● INSTRUCTION:
Of all the lines in these entries, how many contain the string "spath"? Give only that count.

====== DATA LISTING ======

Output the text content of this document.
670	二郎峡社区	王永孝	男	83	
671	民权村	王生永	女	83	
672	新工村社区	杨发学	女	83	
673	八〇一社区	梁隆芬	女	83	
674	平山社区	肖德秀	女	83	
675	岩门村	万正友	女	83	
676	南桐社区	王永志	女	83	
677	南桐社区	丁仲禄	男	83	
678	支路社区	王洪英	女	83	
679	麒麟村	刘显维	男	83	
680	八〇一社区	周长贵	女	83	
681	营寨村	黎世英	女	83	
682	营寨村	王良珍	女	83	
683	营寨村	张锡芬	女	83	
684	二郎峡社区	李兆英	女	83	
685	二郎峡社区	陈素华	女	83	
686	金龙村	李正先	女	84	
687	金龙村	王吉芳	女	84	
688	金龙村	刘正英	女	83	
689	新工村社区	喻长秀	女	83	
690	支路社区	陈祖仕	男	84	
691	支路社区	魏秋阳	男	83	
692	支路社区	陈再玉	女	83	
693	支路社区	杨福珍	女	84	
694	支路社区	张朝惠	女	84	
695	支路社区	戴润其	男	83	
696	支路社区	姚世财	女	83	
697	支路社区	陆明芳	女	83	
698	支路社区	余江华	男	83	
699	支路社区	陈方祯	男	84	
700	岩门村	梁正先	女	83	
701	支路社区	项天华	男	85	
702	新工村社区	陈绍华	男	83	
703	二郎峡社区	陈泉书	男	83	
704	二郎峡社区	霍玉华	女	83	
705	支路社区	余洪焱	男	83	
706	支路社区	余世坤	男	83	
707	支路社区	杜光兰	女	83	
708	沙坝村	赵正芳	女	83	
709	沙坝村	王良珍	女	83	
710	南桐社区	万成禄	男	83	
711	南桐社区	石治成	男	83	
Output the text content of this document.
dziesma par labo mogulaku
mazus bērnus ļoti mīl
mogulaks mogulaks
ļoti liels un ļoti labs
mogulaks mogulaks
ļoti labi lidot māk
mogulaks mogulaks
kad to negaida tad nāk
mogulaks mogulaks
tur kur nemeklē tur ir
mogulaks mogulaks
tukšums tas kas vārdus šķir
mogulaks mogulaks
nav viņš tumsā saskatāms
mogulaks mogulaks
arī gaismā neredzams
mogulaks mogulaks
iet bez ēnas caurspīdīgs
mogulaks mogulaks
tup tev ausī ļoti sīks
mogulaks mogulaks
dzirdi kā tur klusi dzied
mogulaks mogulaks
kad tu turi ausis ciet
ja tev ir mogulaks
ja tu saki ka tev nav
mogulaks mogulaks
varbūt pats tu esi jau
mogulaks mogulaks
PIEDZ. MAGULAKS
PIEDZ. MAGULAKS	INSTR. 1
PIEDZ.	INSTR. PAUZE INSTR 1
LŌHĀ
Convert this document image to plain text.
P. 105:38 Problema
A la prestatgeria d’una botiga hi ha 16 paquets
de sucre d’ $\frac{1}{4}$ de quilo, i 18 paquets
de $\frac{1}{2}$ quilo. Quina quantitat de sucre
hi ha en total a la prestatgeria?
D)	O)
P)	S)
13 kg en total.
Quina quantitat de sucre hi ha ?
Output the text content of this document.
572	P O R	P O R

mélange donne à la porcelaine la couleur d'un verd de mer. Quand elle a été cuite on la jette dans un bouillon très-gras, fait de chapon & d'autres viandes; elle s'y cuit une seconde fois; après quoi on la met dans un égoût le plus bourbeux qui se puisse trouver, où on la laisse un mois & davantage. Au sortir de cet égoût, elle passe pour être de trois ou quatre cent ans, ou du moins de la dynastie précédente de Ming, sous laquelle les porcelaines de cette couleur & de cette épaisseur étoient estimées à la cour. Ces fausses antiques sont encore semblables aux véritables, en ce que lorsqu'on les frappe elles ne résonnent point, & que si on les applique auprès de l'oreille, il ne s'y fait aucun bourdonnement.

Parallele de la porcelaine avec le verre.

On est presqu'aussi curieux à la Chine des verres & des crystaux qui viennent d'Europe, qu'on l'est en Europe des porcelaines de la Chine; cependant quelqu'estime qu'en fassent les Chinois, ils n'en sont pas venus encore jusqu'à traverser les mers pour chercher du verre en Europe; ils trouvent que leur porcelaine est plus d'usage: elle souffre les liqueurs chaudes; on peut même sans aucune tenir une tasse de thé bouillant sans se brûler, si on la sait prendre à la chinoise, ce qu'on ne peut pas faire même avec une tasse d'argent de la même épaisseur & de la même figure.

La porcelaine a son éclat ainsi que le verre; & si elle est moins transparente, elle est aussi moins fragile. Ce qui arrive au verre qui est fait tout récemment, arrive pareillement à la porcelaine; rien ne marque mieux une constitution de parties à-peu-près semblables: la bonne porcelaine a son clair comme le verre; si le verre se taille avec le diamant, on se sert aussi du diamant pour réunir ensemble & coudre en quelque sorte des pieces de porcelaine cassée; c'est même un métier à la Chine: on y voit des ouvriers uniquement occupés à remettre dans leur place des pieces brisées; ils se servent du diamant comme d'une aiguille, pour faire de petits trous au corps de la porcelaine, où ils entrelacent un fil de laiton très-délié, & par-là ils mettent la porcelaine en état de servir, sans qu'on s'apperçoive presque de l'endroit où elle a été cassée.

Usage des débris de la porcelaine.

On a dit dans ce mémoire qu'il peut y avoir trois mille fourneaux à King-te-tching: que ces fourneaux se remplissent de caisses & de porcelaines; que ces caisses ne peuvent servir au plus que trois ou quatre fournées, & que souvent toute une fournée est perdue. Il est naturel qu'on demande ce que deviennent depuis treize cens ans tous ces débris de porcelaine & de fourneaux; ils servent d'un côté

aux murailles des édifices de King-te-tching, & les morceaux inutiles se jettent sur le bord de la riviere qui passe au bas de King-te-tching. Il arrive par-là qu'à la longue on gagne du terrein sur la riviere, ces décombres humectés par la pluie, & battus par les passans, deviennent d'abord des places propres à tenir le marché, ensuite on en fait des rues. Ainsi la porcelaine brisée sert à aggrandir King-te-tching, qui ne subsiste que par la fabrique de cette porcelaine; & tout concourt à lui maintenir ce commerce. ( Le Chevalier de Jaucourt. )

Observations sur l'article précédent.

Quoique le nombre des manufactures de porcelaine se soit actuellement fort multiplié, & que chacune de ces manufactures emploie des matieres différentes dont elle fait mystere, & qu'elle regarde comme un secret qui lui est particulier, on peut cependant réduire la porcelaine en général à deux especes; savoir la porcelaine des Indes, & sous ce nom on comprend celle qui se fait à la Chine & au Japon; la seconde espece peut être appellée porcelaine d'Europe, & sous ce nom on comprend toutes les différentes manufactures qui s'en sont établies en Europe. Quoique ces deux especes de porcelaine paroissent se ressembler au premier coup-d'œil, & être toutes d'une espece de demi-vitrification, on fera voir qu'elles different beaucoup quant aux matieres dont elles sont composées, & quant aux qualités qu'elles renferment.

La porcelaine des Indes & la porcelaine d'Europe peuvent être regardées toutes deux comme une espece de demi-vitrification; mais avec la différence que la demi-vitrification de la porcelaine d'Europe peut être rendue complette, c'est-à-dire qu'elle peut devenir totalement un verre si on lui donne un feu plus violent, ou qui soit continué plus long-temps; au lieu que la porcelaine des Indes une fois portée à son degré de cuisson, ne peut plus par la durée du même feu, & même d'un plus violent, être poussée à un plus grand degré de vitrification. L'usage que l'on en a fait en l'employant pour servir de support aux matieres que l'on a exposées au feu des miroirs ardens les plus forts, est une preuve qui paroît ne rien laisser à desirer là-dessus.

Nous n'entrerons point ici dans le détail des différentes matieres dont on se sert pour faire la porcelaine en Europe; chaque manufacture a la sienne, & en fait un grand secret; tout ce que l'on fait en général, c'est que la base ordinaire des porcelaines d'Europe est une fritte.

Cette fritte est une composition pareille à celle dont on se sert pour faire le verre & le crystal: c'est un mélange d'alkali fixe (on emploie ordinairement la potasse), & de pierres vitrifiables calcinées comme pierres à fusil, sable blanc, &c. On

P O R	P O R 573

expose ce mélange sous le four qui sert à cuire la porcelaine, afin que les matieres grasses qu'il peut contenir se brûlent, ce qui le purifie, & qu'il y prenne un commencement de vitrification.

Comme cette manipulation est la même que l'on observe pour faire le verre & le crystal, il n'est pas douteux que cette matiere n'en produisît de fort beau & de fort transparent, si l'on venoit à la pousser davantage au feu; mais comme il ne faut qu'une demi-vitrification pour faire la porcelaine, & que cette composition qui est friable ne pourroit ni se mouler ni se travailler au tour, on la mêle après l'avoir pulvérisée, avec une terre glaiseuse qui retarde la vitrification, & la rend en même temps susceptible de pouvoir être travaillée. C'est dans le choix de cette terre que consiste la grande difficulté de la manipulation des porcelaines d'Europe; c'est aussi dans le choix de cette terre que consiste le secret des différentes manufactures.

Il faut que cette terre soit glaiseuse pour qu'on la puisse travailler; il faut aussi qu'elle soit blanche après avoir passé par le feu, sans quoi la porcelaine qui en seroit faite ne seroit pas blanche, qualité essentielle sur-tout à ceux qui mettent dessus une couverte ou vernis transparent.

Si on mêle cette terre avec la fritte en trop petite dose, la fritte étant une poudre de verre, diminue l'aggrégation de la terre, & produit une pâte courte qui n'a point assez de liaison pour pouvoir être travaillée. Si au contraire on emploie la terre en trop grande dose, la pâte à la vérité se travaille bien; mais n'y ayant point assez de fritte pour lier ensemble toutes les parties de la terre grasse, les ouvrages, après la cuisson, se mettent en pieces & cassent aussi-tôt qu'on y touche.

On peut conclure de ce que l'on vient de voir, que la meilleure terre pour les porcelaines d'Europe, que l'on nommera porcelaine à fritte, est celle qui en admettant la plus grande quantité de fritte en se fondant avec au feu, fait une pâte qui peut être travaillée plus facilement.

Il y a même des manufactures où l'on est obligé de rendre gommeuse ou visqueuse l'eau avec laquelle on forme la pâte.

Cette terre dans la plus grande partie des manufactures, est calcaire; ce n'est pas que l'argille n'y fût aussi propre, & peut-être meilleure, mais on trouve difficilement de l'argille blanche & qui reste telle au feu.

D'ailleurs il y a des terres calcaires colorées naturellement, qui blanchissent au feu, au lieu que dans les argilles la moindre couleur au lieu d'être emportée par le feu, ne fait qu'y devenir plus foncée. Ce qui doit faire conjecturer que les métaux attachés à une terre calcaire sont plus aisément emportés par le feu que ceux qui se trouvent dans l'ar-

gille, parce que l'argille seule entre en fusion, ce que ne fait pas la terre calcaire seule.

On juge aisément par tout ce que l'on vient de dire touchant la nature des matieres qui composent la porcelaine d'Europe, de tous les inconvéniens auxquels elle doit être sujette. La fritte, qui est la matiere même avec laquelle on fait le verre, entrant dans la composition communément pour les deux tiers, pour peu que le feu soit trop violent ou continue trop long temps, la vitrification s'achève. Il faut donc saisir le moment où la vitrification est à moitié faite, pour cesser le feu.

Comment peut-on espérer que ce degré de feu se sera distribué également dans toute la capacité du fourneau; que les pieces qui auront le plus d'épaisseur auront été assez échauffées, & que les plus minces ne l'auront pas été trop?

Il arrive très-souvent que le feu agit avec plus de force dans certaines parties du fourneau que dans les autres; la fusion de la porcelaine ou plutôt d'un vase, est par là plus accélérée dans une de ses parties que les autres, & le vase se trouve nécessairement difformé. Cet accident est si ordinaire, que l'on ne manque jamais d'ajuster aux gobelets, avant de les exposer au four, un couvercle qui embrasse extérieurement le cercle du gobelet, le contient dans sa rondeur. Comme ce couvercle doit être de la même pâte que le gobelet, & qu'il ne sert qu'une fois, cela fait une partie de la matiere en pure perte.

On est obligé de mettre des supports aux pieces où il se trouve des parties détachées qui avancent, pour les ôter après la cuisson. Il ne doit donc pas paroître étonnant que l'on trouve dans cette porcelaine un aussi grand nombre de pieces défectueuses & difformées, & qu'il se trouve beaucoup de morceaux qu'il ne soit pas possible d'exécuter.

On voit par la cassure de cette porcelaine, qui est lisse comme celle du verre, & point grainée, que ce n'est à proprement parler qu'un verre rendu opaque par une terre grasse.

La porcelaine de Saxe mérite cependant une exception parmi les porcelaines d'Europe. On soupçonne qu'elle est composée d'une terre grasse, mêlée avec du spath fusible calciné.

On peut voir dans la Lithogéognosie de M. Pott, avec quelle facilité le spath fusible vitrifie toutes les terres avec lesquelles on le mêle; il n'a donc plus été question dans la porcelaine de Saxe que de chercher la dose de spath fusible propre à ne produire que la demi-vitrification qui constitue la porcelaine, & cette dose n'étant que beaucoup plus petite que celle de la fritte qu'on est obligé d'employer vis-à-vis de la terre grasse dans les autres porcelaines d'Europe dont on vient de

======

● FINISHED TASK:
2